* Stated exercise *
Reproduce the entries from the line with "Patent image size: (536, 396)." up to and including the line with "The guide plate 90 is at (269, 134).".

* Source material *
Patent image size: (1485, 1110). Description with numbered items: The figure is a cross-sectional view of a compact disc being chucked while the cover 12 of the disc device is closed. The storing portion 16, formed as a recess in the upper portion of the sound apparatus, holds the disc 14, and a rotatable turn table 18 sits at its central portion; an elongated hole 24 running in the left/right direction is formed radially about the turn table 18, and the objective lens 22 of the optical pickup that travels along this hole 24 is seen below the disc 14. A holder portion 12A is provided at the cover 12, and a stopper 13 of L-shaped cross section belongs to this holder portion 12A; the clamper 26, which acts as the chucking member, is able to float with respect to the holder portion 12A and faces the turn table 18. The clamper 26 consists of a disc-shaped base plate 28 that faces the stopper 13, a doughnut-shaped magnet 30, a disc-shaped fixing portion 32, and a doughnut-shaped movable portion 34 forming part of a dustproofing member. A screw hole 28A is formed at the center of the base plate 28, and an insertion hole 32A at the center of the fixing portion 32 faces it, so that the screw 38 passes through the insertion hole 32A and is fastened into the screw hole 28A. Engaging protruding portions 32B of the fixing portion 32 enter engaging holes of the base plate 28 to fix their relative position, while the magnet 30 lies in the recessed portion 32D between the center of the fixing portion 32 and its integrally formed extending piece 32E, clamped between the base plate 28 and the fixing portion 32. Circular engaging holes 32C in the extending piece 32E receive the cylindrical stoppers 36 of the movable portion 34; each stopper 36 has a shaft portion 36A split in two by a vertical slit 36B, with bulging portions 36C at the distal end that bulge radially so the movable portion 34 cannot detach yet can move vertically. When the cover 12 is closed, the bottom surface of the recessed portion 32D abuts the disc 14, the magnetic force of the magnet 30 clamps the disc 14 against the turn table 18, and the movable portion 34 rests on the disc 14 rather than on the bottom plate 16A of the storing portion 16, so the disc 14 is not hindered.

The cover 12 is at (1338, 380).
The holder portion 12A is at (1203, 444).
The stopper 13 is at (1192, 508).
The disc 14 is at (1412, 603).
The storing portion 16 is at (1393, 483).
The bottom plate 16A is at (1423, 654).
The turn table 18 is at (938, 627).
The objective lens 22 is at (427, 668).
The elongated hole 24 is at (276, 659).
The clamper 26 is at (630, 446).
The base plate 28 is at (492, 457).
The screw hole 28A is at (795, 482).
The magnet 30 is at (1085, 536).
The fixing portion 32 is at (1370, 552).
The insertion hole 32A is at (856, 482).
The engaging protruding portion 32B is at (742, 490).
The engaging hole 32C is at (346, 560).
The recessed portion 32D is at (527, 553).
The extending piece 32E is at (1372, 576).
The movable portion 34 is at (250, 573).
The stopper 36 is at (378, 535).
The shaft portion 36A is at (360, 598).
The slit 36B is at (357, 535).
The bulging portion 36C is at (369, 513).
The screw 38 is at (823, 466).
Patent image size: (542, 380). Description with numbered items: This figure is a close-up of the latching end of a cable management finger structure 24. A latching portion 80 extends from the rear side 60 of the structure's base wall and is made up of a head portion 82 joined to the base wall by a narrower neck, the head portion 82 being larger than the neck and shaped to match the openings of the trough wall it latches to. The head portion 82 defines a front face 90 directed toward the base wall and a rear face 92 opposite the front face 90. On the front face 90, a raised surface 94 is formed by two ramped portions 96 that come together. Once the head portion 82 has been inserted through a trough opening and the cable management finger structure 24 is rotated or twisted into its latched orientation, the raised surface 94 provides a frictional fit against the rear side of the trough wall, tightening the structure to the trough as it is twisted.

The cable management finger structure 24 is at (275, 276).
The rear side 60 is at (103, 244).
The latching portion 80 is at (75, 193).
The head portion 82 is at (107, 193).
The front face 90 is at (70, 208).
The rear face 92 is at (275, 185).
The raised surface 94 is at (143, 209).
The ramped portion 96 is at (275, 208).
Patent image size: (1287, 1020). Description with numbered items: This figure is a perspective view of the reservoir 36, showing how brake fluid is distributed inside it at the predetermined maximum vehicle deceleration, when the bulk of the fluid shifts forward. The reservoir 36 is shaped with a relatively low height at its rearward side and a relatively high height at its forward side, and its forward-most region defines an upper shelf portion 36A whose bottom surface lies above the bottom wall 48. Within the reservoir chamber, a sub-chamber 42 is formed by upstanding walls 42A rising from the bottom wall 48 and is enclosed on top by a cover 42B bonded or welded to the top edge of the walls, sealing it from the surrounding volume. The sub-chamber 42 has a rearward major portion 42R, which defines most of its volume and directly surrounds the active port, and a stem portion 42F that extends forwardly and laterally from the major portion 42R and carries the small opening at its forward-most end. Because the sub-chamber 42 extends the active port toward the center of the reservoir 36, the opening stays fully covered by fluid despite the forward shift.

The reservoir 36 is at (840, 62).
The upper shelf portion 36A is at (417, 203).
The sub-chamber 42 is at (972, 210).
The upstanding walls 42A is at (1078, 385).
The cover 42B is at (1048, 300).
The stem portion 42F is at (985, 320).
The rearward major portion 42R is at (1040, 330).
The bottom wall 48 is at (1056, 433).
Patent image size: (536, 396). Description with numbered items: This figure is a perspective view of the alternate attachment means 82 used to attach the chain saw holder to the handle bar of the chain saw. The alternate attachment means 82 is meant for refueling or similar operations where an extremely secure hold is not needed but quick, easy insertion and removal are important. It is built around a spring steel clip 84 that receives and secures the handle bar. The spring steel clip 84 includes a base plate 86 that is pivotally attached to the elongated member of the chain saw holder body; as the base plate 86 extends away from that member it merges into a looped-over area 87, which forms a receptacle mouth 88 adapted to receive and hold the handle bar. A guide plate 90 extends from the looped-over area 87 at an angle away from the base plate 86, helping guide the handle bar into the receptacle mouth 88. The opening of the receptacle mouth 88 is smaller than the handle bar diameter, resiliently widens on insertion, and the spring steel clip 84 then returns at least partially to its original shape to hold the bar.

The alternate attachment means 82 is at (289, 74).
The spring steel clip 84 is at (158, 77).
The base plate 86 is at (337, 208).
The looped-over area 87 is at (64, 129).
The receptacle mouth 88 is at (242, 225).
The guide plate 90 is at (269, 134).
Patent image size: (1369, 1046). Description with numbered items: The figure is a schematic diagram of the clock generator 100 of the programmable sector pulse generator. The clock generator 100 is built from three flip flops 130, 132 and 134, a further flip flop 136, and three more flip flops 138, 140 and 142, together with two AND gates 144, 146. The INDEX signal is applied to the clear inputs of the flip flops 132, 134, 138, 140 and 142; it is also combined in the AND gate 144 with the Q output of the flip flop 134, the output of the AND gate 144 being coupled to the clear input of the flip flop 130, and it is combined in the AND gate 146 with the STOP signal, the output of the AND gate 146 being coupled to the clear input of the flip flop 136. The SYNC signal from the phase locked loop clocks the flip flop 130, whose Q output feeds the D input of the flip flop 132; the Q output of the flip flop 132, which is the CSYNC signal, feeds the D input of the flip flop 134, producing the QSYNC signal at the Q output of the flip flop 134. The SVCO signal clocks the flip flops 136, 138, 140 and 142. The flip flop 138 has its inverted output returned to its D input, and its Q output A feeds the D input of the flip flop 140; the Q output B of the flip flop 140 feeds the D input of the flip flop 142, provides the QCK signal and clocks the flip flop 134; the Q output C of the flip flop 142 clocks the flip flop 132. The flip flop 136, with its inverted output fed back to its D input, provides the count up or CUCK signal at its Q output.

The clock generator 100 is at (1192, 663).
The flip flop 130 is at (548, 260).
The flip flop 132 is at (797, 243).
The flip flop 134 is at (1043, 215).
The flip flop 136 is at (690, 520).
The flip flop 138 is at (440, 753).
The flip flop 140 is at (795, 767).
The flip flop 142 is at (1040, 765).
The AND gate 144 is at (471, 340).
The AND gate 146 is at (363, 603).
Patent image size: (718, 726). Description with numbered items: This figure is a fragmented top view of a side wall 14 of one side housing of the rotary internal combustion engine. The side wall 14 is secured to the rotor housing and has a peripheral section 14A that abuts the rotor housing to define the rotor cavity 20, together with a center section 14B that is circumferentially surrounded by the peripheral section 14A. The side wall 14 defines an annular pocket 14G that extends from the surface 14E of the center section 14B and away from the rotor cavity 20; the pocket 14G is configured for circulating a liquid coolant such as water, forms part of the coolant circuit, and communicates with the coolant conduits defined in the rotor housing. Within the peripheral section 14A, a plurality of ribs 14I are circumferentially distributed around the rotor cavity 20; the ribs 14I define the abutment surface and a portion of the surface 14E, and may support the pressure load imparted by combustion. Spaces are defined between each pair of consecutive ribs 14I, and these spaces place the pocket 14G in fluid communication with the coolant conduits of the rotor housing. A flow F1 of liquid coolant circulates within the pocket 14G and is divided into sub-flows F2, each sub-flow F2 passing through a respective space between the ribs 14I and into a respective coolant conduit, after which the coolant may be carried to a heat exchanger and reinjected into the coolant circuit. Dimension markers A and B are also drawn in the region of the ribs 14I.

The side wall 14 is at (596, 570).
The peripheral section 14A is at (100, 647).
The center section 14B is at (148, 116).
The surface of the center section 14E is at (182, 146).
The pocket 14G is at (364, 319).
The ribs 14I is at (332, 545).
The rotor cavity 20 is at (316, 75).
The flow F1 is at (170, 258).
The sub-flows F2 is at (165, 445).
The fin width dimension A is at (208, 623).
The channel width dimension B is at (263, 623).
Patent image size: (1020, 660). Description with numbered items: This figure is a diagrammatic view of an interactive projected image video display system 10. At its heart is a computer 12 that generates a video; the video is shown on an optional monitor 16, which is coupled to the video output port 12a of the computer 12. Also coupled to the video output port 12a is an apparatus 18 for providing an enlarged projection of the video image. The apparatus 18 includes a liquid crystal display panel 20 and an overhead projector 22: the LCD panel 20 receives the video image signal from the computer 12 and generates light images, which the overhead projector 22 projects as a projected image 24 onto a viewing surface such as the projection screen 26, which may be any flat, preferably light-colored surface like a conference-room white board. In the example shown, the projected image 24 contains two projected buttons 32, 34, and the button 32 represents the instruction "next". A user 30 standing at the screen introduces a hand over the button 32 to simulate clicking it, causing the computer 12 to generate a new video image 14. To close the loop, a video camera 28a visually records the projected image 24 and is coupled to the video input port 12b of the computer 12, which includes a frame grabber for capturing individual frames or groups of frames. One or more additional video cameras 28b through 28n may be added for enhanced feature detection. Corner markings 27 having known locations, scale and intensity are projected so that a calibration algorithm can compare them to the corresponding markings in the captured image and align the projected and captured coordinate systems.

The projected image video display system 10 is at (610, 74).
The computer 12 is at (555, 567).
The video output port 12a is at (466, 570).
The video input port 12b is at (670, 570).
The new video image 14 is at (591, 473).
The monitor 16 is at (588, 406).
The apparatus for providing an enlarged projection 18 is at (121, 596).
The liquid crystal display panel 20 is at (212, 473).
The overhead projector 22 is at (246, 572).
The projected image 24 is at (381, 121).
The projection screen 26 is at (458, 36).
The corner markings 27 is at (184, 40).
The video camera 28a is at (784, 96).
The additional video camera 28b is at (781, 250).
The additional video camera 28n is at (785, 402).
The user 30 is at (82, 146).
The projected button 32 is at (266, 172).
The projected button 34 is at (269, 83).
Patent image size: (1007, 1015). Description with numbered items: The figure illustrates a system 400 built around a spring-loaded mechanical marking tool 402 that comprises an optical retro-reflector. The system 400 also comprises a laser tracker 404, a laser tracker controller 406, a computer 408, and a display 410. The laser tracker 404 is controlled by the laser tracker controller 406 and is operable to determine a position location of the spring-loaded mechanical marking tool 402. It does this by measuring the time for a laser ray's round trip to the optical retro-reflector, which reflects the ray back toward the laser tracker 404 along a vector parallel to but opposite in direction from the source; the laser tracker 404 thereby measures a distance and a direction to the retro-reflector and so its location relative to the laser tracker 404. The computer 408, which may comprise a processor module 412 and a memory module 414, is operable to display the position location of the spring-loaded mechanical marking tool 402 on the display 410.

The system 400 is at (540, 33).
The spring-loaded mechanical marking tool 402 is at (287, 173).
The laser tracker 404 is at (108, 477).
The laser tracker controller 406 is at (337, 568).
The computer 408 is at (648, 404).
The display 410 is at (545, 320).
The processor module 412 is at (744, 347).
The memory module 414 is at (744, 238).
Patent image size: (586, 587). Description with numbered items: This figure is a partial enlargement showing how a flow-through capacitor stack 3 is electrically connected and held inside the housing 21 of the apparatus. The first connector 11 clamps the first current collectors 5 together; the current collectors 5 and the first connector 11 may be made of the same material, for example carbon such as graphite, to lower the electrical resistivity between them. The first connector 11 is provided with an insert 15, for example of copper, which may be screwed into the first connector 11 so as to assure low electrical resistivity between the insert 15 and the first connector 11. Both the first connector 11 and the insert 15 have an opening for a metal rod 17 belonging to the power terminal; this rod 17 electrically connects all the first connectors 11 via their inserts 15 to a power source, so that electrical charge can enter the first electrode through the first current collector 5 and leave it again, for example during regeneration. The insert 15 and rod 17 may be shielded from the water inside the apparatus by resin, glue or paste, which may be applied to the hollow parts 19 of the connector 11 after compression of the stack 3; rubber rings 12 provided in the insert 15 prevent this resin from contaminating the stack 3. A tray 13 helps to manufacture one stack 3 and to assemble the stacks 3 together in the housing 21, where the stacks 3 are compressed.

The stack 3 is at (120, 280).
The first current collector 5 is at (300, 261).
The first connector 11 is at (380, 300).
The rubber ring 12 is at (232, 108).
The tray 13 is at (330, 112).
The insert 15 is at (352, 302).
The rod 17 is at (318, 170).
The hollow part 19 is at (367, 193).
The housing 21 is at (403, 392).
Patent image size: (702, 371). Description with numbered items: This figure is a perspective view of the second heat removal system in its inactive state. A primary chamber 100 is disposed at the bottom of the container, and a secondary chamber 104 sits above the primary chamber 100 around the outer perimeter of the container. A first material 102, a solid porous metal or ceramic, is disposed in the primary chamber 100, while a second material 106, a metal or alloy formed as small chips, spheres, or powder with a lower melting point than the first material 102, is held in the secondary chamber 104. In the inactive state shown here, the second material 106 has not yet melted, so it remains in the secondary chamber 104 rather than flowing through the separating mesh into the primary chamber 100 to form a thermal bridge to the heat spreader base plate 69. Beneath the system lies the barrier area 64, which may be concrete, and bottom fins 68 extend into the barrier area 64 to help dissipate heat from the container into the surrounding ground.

* Response for this exercise *
Patent image size: (536, 396). Description with numbered items: This figure is a perspective view of the alternate attachment means 82 used to attach the chain saw holder to the handle bar of the chain saw. The alternate attachment means 82 is meant for refueling or similar operations where an extremely secure hold is not needed but quick, easy insertion and removal are important. It is built around a spring steel clip 84 that receives and secures the handle bar. The spring steel clip 84 includes a base plate 86 that is pivotally attached to the elongated member of the chain saw holder body; as the base plate 86 extends away from that member it merges into a looped-over area 87, which forms a receptacle mouth 88 adapted to receive and hold the handle bar. A guide plate 90 extends from the looped-over area 87 at an angle away from the base plate 86, helping guide the handle bar into the receptacle mouth 88. The opening of the receptacle mouth 88 is smaller than the handle bar diameter, resiliently widens on insertion, and the spring steel clip 84 then returns at least partially to its original shape to hold the bar.

The alternate attachment means 82 is at (289, 74).
The spring steel clip 84 is at (158, 77).
The base plate 86 is at (337, 208).
The looped-over area 87 is at (64, 129).
The receptacle mouth 88 is at (242, 225).
The guide plate 90 is at (269, 134).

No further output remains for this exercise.